PROBLEM TO WORK ON - Copy all the entries below exactly, but not the pictures.

MATERIAL FOR THE TASK -
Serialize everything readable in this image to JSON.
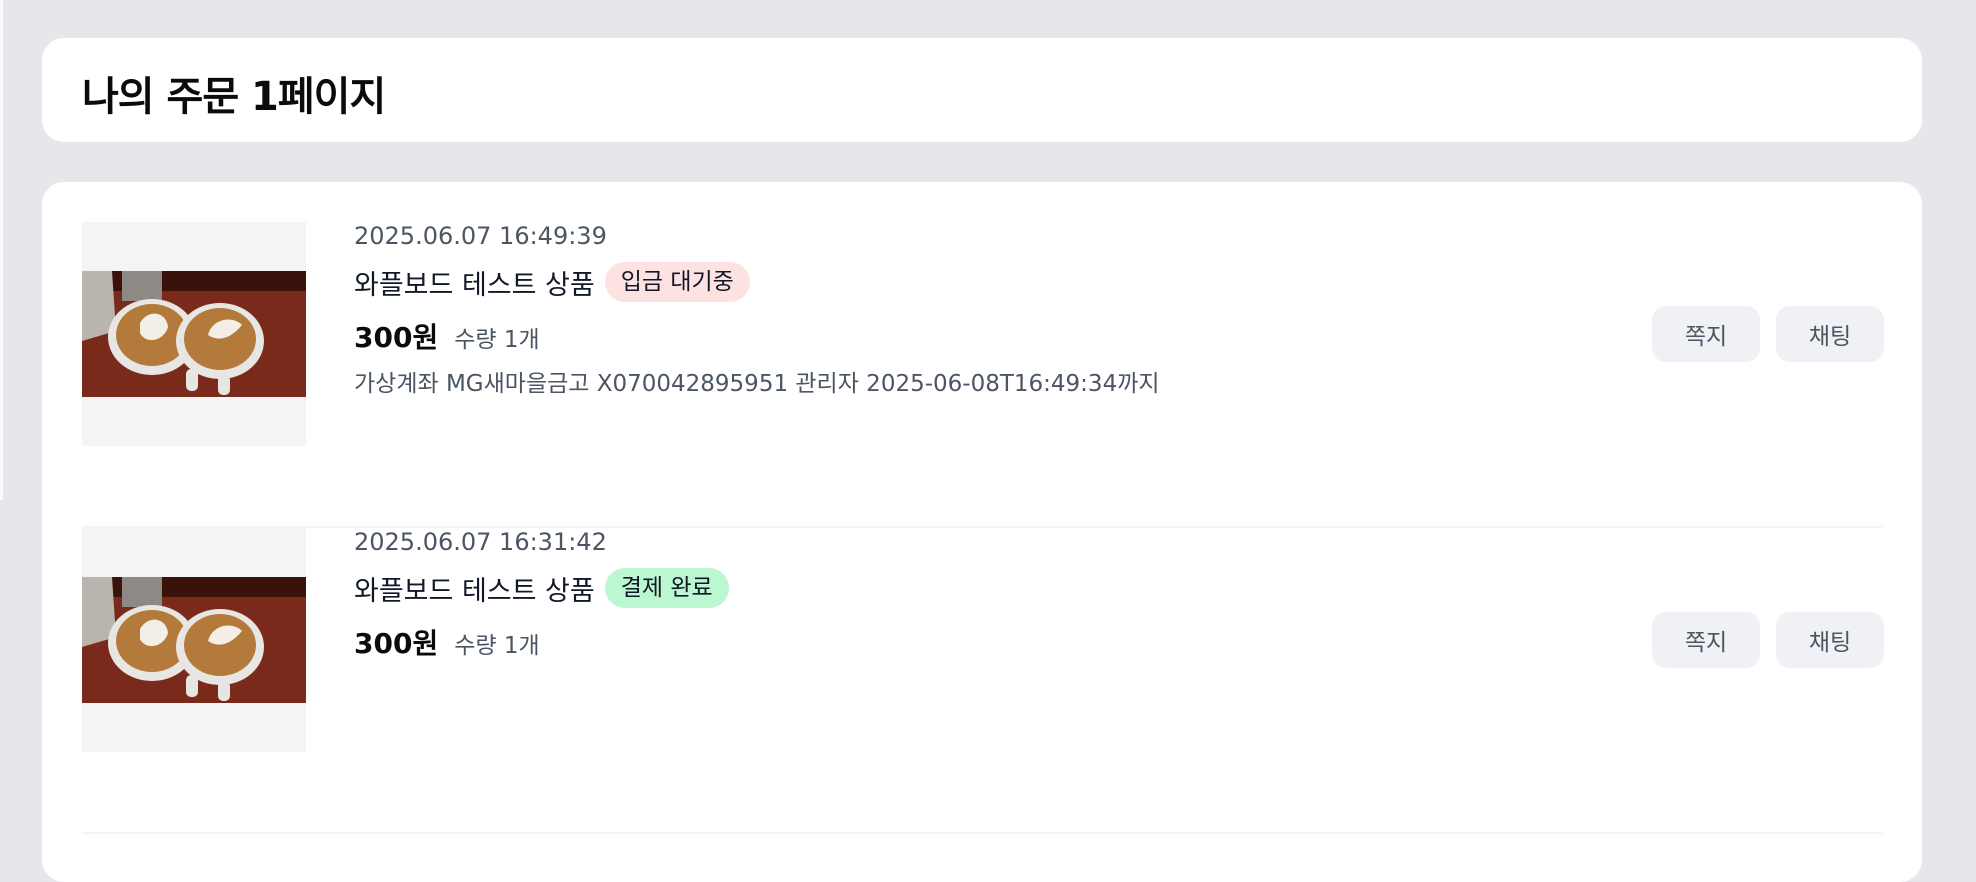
{
  "page": {
    "title": "나의 주문 1페이지"
  },
  "orders": [
    {
      "datetime": "2025.06.07 16:49:39",
      "product": "와플보드 테스트 상품",
      "status": "입금 대기중",
      "status_color": "#fde2e2",
      "price": "300원",
      "quantity": "수량 1개",
      "account_info": "가상계좌 MG새마을금고 X070042895951 관리자 2025-06-08T16:49:34까지",
      "image": "latte-art-coffee-cups",
      "buttons": {
        "note": "쪽지",
        "chat": "채팅"
      }
    },
    {
      "datetime": "2025.06.07 16:31:42",
      "product": "와플보드 테스트 상품",
      "status": "결제 완료",
      "status_color": "#bbf7d0",
      "price": "300원",
      "quantity": "수량 1개",
      "image": "latte-art-coffee-cups",
      "buttons": {
        "note": "쪽지",
        "chat": "채팅"
      }
    }
  ]
}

RESULT -
Serialize everything readable in this image to JSON.
{
  "page": {
    "title": "나의 주문 1페이지"
  },
  "orders": [
    {
      "datetime": "2025.06.07 16:49:39",
      "product": "와플보드 테스트 상품",
      "status": "입금 대기중",
      "status_color": "#fde2e2",
      "price": "300원",
      "quantity": "수량 1개",
      "account_info": "가상계좌 MG새마을금고 X070042895951 관리자 2025-06-08T16:49:34까지",
      "image": "latte-art-coffee-cups",
      "buttons": {
        "note": "쪽지",
        "chat": "채팅"
      }
    },
    {
      "datetime": "2025.06.07 16:31:42",
      "product": "와플보드 테스트 상품",
      "status": "결제 완료",
      "status_color": "#bbf7d0",
      "price": "300원",
      "quantity": "수량 1개",
      "image": "latte-art-coffee-cups",
      "buttons": {
        "note": "쪽지",
        "chat": "채팅"
      }
    }
  ]
}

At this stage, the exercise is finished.